— Given entries —
((
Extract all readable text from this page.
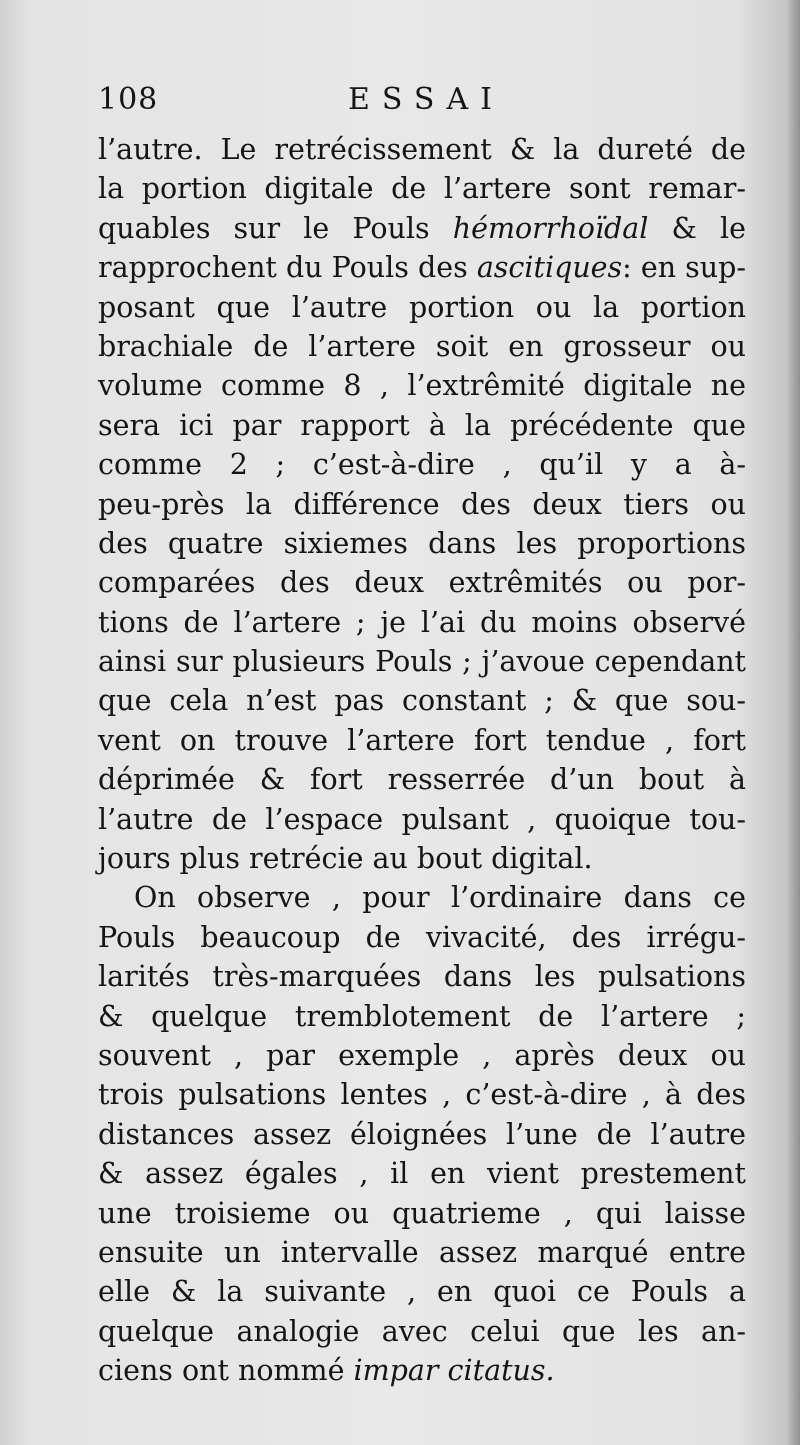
108	ESSAI
l’autre. Le retrécissement & la dureté de
la portion digitale de l’artere sont remar-
quables sur le Pouls hémorrhoïdal & le
rapprochent du Pouls des ascitiques: en sup-
posant que l’autre portion ou la portion
brachiale de l’artere soit en grosseur ou
volume comme 8 , l’extrêmité digitale ne
sera ici par rapport à la précédente que
comme 2 ; c’est-à-dire , qu’il y a à-
peu-près la différence des deux tiers ou
des quatre sixiemes dans les proportions
comparées des deux extrêmités ou por-
tions de l’artere ; je l’ai du moins observé
ainsi sur plusieurs Pouls ; j’avoue cependant
que cela n’est pas constant ; & que sou-
vent on trouve l’artere fort tendue , fort
déprimée & fort resserrée d’un bout à
l’autre de l’espace pulsant , quoique tou-
jours plus retrécie au bout digital.
On observe , pour l’ordinaire dans ce
Pouls beaucoup de vivacité, des irrégu-
larités très-marquées dans les pulsations
& quelque tremblotement de l’artere ;
souvent , par exemple , après deux ou
trois pulsations lentes , c’est-à-dire , à des
distances assez éloignées l’une de l’autre
& assez égales , il en vient prestement
une troisieme ou quatrieme , qui laisse
ensuite un intervalle assez marqué entre
elle & la suivante , en quoi ce Pouls a
quelque analogie avec celui que les an-
ciens ont nommé impar citatus.
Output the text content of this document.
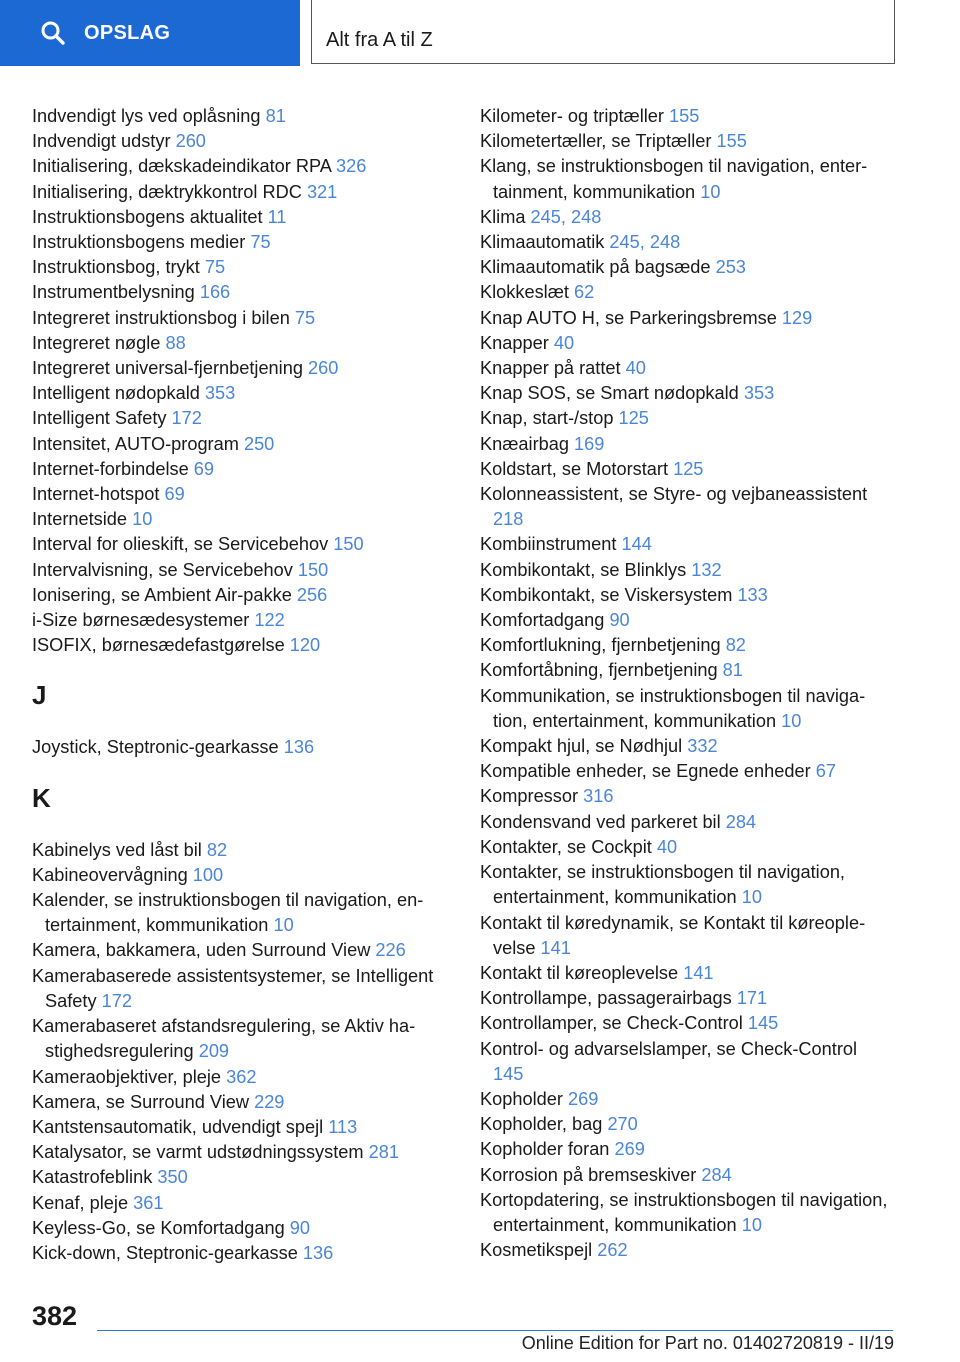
OPSLAG	Alt fra A til Z
Indvendigt lys ved oplåsning 81
Indvendigt udstyr 260
Initialisering, dækskadeindikator RPA 326
Initialisering, dæktrykkontrol RDC 321
Instruktionsbogens aktualitet 11
Instruktionsbogens medier 75
Instruktionsbog, trykt 75
Instrumentbelysning 166
Integreret instruktionsbog i bilen 75
Integreret nøgle 88
Integreret universal-fjernbetjening 260
Intelligent nødopkald 353
Intelligent Safety 172
Intensitet, AUTO-program 250
Internet-forbindelse 69
Internet-hotspot 69
Internetside 10
Interval for olieskift, se Servicebehov 150
Intervalvisning, se Servicebehov 150
Ionisering, se Ambient Air-pakke 256
i-Size børnesædesystemer 122
ISOFIX, børnesædefastgørelse 120
J
Joystick, Steptronic-gearkasse 136
K
Kabinelys ved låst bil 82
Kabineovervågning 100
Kalender, se instruktionsbogen til navigation, entertainment, kommunikation 10
Kamera, bakkamera, uden Surround View 226
Kamerabaserede assistentsystemer, se Intelligent Safety 172
Kamerabaseret afstandsregulering, se Aktiv hastighedsregulering 209
Kameraobjektiver, pleje 362
Kamera, se Surround View 229
Kantstensautomatik, udvendigt spejl 113
Katalysator, se varmt udstødningssystem 281
Katastrofeblink 350
Kenaf, pleje 361
Keyless-Go, se Komfortadgang 90
Kick-down, Steptronic-gearkasse 136
Kilometer- og triptæller 155
Kilometertæller, se Triptæller 155
Klang, se instruktionsbogen til navigation, entertainment, kommunikation 10
Klima 245, 248
Klimaautomatik 245, 248
Klimaautomatik på bagsæde 253
Klokkeslæt 62
Knap AUTO H, se Parkeringsbremse 129
Knapper 40
Knapper på rattet 40
Knap SOS, se Smart nødopkald 353
Knap, start-/stop 125
Knæairbag 169
Koldstart, se Motorstart 125
Kolonneassistent, se Styre- og vejbaneassistent 218
Kombiinstrument 144
Kombikontakt, se Blinklys 132
Kombikontakt, se Viskersystem 133
Komfortadgang 90
Komfortlukning, fjernbetjening 82
Komfortåbning, fjernbetjening 81
Kommunikation, se instruktionsbogen til navigation, entertainment, kommunikation 10
Kompakt hjul, se Nødhjul 332
Kompatible enheder, se Egnede enheder 67
Kompressor 316
Kondensvand ved parkeret bil 284
Kontakter, se Cockpit 40
Kontakter, se instruktionsbogen til navigation, entertainment, kommunikation 10
Kontakt til køredynamik, se Kontakt til køreoplevelse 141
Kontakt til køreoplevelse 141
Kontrollampe, passagerairbags 171
Kontrollamper, se Check-Control 145
Kontrol- og advarselslamper, se Check-Control 145
Kopholder 269
Kopholder, bag 270
Kopholder foran 269
Korrosion på bremseskiver 284
Kortopdatering, se instruktionsbogen til navigation, entertainment, kommunikation 10
Kosmetikspejl 262
382
Online Edition for Part no. 01402720819 - II/19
))
— What needs to be done —
Retype the entries word for word. Omit any images.

— Written reply —
Extract all readable text from this page.
108	ESSAI
l’autre. Le retrécissement & la dureté de
la portion digitale de l’artere sont remar-
quables sur le Pouls hémorrhoïdal & le
rapprochent du Pouls des ascitiques: en sup-
posant que l’autre portion ou la portion
brachiale de l’artere soit en grosseur ou
volume comme 8 , l’extrêmité digitale ne
sera ici par rapport à la précédente que
comme 2 ; c’est-à-dire , qu’il y a à-
peu-près la différence des deux tiers ou
des quatre sixiemes dans les proportions
comparées des deux extrêmités ou por-
tions de l’artere ; je l’ai du moins observé
ainsi sur plusieurs Pouls ; j’avoue cependant
que cela n’est pas constant ; & que sou-
vent on trouve l’artere fort tendue , fort
déprimée & fort resserrée d’un bout à
l’autre de l’espace pulsant , quoique tou-
jours plus retrécie au bout digital.
On observe , pour l’ordinaire dans ce
Pouls beaucoup de vivacité, des irrégu-
larités très-marquées dans les pulsations
& quelque tremblotement de l’artere ;
souvent , par exemple , après deux ou
trois pulsations lentes , c’est-à-dire , à des
distances assez éloignées l’une de l’autre
& assez égales , il en vient prestement
une troisieme ou quatrieme , qui laisse
ensuite un intervalle assez marqué entre
elle & la suivante , en quoi ce Pouls a
quelque analogie avec celui que les an-
ciens ont nommé impar citatus.
Output the text content of this document.
OPSLAG	Alt fra A til Z
Indvendigt lys ved oplåsning 81
Indvendigt udstyr 260
Initialisering, dækskadeindikator RPA 326
Initialisering, dæktrykkontrol RDC 321
Instruktionsbogens aktualitet 11
Instruktionsbogens medier 75
Instruktionsbog, trykt 75
Instrumentbelysning 166
Integreret instruktionsbog i bilen 75
Integreret nøgle 88
Integreret universal-fjernbetjening 260
Intelligent nødopkald 353
Intelligent Safety 172
Intensitet, AUTO-program 250
Internet-forbindelse 69
Internet-hotspot 69
Internetside 10
Interval for olieskift, se Servicebehov 150
Intervalvisning, se Servicebehov 150
Ionisering, se Ambient Air-pakke 256
i-Size børnesædesystemer 122
ISOFIX, børnesædefastgørelse 120
J
Joystick, Steptronic-gearkasse 136
K
Kabinelys ved låst bil 82
Kabineovervågning 100
Kalender, se instruktionsbogen til navigation, entertainment, kommunikation 10
Kamera, bakkamera, uden Surround View 226
Kamerabaserede assistentsystemer, se Intelligent Safety 172
Kamerabaseret afstandsregulering, se Aktiv hastighedsregulering 209
Kameraobjektiver, pleje 362
Kamera, se Surround View 229
Kantstensautomatik, udvendigt spejl 113
Katalysator, se varmt udstødningssystem 281
Katastrofeblink 350
Kenaf, pleje 361
Keyless-Go, se Komfortadgang 90
Kick-down, Steptronic-gearkasse 136
Kilometer- og triptæller 155
Kilometertæller, se Triptæller 155
Klang, se instruktionsbogen til navigation, entertainment, kommunikation 10
Klima 245, 248
Klimaautomatik 245, 248
Klimaautomatik på bagsæde 253
Klokkeslæt 62
Knap AUTO H, se Parkeringsbremse 129
Knapper 40
Knapper på rattet 40
Knap SOS, se Smart nødopkald 353
Knap, start-/stop 125
Knæairbag 169
Koldstart, se Motorstart 125
Kolonneassistent, se Styre- og vejbaneassistent 218
Kombiinstrument 144
Kombikontakt, se Blinklys 132
Kombikontakt, se Viskersystem 133
Komfortadgang 90
Komfortlukning, fjernbetjening 82
Komfortåbning, fjernbetjening 81
Kommunikation, se instruktionsbogen til navigation, entertainment, kommunikation 10
Kompakt hjul, se Nødhjul 332
Kompatible enheder, se Egnede enheder 67
Kompressor 316
Kondensvand ved parkeret bil 284
Kontakter, se Cockpit 40
Kontakter, se instruktionsbogen til navigation, entertainment, kommunikation 10
Kontakt til køredynamik, se Kontakt til køreoplevelse 141
Kontakt til køreoplevelse 141
Kontrollampe, passagerairbags 171
Kontrollamper, se Check-Control 145
Kontrol- og advarselslamper, se Check-Control 145
Kopholder 269
Kopholder, bag 270
Kopholder foran 269
Korrosion på bremseskiver 284
Kortopdatering, se instruktionsbogen til navigation, entertainment, kommunikation 10
Kosmetikspejl 262
382
Online Edition for Part no. 01402720819 - II/19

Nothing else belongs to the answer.